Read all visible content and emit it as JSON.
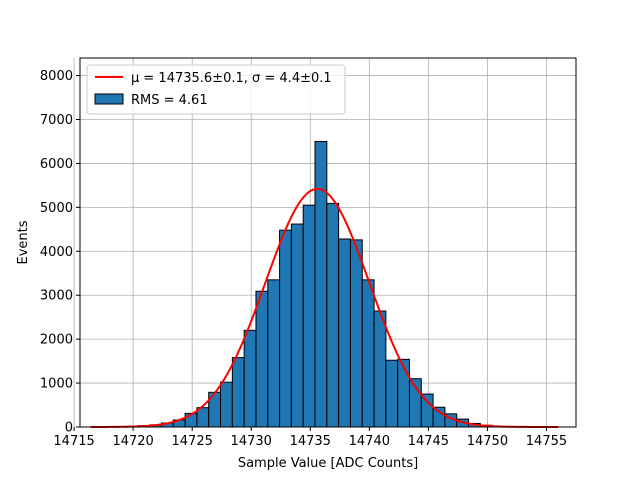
{
  "chart_data": {
    "type": "bar",
    "xlabel": "Sample Value [ADC Counts]",
    "ylabel": "Events",
    "xlim": [
      14715.5,
      14757.5
    ],
    "ylim": [
      0,
      8400
    ],
    "xticks": [
      14715,
      14720,
      14725,
      14730,
      14735,
      14740,
      14745,
      14750,
      14755
    ],
    "yticks": [
      0,
      1000,
      2000,
      3000,
      4000,
      5000,
      6000,
      7000,
      8000
    ],
    "grid": true,
    "legend_position": "top-left",
    "histogram": {
      "name": "RMS = 4.61",
      "color": "#1f77b4",
      "edge_color": "#000000",
      "bin_edges": [
        14716.4,
        14717.4,
        14718.4,
        14719.4,
        14720.4,
        14721.4,
        14722.4,
        14723.4,
        14724.4,
        14725.4,
        14726.4,
        14727.4,
        14728.4,
        14729.4,
        14730.4,
        14731.4,
        14732.4,
        14733.4,
        14734.4,
        14735.4,
        14736.4,
        14737.4,
        14738.4,
        14739.4,
        14740.4,
        14741.4,
        14742.4,
        14743.4,
        14744.4,
        14745.4,
        14746.4,
        14747.4,
        14748.4,
        14749.4,
        14750.4,
        14751.4,
        14752.4,
        14753.4,
        14754.4,
        14755.4
      ],
      "counts": [
        0,
        0,
        5,
        15,
        30,
        50,
        90,
        160,
        310,
        440,
        790,
        1020,
        1580,
        2200,
        3090,
        3350,
        4480,
        4620,
        5050,
        6500,
        5090,
        4280,
        4260,
        3350,
        2640,
        1520,
        1540,
        1100,
        750,
        450,
        300,
        180,
        80,
        40,
        15,
        5,
        0,
        0,
        0
      ]
    },
    "fit": {
      "name": "μ = 14735.6±0.1, σ = 4.4±0.1",
      "color": "#ff0000",
      "mu": 14735.6,
      "sigma": 4.4,
      "amplitude": 5420,
      "x_range": [
        14716.4,
        14756.0
      ]
    }
  }
}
:::::
## Directions
Except for the pictures, copy the material above exactly.

## Response to the task
Read all visible content and emit it as JSON.
{
  "chart_data": {
    "type": "bar",
    "xlabel": "Sample Value [ADC Counts]",
    "ylabel": "Events",
    "xlim": [
      14715.5,
      14757.5
    ],
    "ylim": [
      0,
      8400
    ],
    "xticks": [
      14715,
      14720,
      14725,
      14730,
      14735,
      14740,
      14745,
      14750,
      14755
    ],
    "yticks": [
      0,
      1000,
      2000,
      3000,
      4000,
      5000,
      6000,
      7000,
      8000
    ],
    "grid": true,
    "legend_position": "top-left",
    "histogram": {
      "name": "RMS = 4.61",
      "color": "#1f77b4",
      "edge_color": "#000000",
      "bin_edges": [
        14716.4,
        14717.4,
        14718.4,
        14719.4,
        14720.4,
        14721.4,
        14722.4,
        14723.4,
        14724.4,
        14725.4,
        14726.4,
        14727.4,
        14728.4,
        14729.4,
        14730.4,
        14731.4,
        14732.4,
        14733.4,
        14734.4,
        14735.4,
        14736.4,
        14737.4,
        14738.4,
        14739.4,
        14740.4,
        14741.4,
        14742.4,
        14743.4,
        14744.4,
        14745.4,
        14746.4,
        14747.4,
        14748.4,
        14749.4,
        14750.4,
        14751.4,
        14752.4,
        14753.4,
        14754.4,
        14755.4
      ],
      "counts": [
        0,
        0,
        5,
        15,
        30,
        50,
        90,
        160,
        310,
        440,
        790,
        1020,
        1580,
        2200,
        3090,
        3350,
        4480,
        4620,
        5050,
        6500,
        5090,
        4280,
        4260,
        3350,
        2640,
        1520,
        1540,
        1100,
        750,
        450,
        300,
        180,
        80,
        40,
        15,
        5,
        0,
        0,
        0
      ]
    },
    "fit": {
      "name": "μ = 14735.6±0.1, σ = 4.4±0.1",
      "color": "#ff0000",
      "mu": 14735.6,
      "sigma": 4.4,
      "amplitude": 5420,
      "x_range": [
        14716.4,
        14756.0
      ]
    }
  }
}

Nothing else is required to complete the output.